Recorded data
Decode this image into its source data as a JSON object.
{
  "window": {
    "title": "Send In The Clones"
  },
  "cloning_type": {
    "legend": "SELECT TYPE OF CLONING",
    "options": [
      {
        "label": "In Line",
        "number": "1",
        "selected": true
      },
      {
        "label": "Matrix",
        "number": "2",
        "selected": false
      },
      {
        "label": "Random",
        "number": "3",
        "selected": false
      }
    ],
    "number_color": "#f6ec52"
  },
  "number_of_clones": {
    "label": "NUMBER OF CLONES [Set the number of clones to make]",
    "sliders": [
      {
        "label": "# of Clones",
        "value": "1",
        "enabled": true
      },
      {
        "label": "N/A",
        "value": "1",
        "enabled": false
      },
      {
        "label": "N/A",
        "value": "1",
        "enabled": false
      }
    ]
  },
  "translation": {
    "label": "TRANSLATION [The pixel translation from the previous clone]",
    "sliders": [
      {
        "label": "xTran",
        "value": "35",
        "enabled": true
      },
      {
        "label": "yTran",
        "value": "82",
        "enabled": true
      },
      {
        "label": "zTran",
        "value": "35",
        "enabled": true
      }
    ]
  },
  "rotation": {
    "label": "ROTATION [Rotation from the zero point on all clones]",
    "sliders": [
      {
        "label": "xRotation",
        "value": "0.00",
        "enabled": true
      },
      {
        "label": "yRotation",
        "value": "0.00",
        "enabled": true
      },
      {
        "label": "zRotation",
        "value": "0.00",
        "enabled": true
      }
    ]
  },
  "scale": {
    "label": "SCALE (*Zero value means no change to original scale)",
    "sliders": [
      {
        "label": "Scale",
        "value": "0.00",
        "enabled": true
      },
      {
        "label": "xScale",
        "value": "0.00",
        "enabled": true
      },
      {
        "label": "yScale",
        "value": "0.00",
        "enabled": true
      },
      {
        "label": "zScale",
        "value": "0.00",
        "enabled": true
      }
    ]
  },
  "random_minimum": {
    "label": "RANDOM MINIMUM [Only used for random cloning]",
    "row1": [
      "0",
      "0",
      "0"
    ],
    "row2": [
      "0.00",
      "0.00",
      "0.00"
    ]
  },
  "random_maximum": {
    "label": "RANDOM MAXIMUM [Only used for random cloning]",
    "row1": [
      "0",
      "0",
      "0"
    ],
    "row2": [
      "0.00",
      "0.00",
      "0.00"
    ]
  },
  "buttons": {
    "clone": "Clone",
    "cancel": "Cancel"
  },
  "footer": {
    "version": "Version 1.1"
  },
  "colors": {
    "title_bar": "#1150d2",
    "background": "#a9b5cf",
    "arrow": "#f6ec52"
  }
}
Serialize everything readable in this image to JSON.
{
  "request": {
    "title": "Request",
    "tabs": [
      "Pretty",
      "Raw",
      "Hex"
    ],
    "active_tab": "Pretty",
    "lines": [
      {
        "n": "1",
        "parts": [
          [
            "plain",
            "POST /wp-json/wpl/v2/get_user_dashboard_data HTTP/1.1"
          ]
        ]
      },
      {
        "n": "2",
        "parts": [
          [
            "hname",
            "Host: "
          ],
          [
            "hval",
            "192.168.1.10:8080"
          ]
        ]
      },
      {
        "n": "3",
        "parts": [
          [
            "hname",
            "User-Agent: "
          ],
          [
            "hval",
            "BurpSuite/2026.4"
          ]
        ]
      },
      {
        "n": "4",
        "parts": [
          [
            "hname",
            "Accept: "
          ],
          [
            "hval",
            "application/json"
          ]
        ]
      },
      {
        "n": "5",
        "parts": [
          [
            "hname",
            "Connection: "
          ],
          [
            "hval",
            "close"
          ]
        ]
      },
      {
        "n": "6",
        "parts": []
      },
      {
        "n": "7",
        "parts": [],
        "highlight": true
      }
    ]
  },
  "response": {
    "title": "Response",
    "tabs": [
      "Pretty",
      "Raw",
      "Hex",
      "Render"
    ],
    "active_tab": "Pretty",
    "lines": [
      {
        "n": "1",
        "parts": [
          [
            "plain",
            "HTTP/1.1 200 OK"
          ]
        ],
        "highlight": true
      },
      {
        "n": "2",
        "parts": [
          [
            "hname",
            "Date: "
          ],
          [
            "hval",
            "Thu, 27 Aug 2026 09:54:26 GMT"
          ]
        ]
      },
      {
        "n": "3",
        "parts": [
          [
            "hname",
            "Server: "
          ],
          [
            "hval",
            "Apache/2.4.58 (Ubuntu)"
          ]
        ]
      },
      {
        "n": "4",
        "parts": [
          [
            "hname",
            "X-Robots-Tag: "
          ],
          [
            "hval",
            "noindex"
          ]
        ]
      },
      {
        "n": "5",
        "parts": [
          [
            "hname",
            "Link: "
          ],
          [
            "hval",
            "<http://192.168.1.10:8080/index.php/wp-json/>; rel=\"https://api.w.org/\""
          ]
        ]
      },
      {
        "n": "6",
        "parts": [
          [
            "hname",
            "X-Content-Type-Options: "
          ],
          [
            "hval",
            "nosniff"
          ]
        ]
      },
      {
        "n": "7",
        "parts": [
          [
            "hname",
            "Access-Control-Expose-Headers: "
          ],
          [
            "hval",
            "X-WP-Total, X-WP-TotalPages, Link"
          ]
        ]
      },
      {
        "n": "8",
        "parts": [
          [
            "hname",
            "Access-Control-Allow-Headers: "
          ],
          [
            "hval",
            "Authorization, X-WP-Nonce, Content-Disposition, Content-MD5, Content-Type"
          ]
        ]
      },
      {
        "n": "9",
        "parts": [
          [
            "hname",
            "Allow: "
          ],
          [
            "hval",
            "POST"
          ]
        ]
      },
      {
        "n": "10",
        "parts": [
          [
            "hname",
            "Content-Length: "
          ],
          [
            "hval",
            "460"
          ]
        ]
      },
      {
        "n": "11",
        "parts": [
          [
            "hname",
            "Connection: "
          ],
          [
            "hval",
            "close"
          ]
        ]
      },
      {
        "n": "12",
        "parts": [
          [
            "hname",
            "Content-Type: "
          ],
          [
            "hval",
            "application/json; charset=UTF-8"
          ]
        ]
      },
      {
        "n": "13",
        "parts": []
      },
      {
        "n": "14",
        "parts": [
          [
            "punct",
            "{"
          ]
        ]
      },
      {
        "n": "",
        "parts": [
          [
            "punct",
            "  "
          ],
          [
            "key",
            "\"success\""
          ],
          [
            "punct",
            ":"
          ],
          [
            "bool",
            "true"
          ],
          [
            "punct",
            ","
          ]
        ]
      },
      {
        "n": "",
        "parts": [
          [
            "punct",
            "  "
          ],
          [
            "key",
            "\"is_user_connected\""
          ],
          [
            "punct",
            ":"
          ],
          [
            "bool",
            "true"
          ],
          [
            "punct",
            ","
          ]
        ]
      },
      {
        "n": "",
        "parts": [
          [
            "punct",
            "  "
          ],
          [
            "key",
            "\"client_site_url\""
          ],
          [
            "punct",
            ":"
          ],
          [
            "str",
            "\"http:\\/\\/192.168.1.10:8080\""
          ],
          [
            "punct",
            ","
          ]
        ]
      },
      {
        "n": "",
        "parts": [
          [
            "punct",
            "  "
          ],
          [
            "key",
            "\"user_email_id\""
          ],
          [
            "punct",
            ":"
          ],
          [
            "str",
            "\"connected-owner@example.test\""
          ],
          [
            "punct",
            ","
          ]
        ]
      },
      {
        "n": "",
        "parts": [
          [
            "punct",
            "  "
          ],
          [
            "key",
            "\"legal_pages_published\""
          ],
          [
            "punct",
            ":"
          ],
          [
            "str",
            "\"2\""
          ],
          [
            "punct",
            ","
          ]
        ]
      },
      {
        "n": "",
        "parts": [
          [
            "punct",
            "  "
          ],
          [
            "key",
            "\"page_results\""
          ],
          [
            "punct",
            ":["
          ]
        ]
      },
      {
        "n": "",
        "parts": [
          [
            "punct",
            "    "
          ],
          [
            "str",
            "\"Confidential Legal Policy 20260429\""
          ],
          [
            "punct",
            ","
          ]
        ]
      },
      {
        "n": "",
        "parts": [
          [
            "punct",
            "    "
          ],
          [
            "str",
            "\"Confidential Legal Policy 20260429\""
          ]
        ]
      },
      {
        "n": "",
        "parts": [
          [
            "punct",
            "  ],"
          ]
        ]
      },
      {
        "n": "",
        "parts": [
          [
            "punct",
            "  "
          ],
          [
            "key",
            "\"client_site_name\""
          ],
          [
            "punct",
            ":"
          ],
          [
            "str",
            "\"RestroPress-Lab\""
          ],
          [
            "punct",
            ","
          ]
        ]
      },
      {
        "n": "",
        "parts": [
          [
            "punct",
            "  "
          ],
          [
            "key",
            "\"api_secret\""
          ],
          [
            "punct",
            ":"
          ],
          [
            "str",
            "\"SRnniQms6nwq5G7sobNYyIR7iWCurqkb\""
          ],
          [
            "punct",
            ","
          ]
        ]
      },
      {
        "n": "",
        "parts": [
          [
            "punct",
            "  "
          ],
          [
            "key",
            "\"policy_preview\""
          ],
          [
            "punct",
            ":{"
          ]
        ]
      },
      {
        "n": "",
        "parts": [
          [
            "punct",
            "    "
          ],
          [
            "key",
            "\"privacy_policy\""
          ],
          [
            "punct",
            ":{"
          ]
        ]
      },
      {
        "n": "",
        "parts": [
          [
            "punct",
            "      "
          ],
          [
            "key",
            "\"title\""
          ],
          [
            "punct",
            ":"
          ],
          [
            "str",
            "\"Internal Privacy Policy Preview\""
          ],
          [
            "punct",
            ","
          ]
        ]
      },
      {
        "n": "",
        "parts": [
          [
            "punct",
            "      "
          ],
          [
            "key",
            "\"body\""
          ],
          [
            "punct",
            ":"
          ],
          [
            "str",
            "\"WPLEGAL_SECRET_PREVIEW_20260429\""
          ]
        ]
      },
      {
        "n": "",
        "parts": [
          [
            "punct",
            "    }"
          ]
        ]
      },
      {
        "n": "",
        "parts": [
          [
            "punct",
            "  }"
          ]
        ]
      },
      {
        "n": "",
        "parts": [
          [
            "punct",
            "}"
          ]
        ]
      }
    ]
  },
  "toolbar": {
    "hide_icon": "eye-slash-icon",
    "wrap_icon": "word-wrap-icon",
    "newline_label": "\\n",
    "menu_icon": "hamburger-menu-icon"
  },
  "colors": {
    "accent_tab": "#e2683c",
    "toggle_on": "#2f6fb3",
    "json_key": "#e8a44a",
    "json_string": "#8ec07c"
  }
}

# [Problem details]
Identify the lines in the entries that hold "Headers" and return each one.

# [Correct result]
            "Access-Control-Expose-Headers: "
            "Access-Control-Allow-Headers: "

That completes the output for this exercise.